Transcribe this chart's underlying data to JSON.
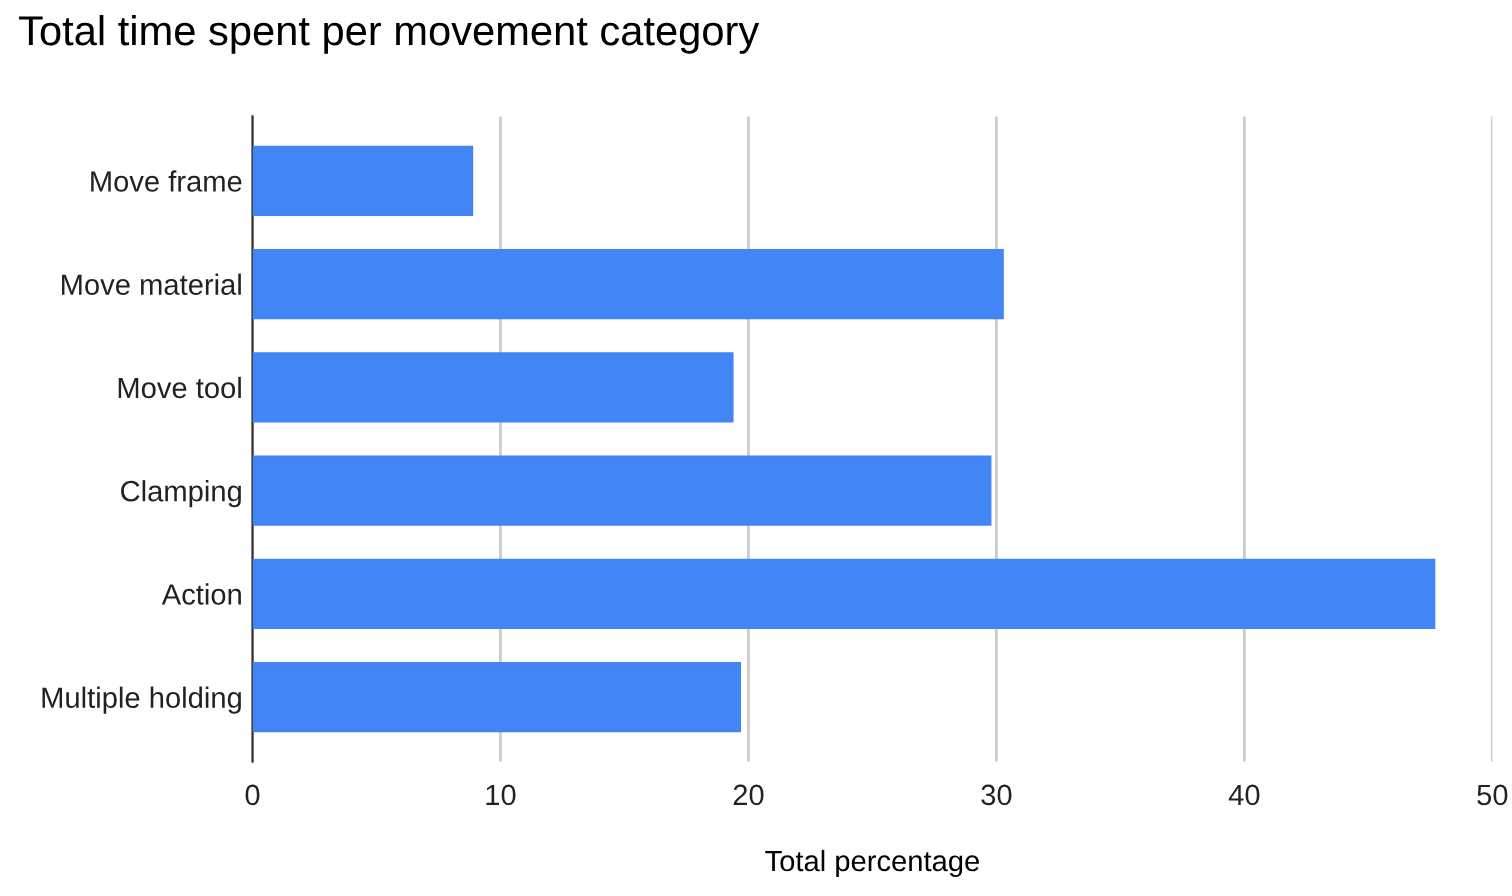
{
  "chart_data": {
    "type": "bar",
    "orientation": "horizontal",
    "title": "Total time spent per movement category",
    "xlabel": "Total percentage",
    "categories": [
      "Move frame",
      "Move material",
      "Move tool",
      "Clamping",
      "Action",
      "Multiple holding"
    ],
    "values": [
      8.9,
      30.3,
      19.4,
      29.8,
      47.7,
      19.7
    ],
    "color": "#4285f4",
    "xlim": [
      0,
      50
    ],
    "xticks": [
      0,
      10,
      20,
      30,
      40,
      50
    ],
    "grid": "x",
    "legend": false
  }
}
════════════════
PROBLEM DETAILS :: Omit every picture while copying the listing above exactly.

RESULT ::
Transcribe this chart's underlying data to JSON.
{
  "chart_data": {
    "type": "bar",
    "orientation": "horizontal",
    "title": "Total time spent per movement category",
    "xlabel": "Total percentage",
    "categories": [
      "Move frame",
      "Move material",
      "Move tool",
      "Clamping",
      "Action",
      "Multiple holding"
    ],
    "values": [
      8.9,
      30.3,
      19.4,
      29.8,
      47.7,
      19.7
    ],
    "color": "#4285f4",
    "xlim": [
      0,
      50
    ],
    "xticks": [
      0,
      10,
      20,
      30,
      40,
      50
    ],
    "grid": "x",
    "legend": false
  }
}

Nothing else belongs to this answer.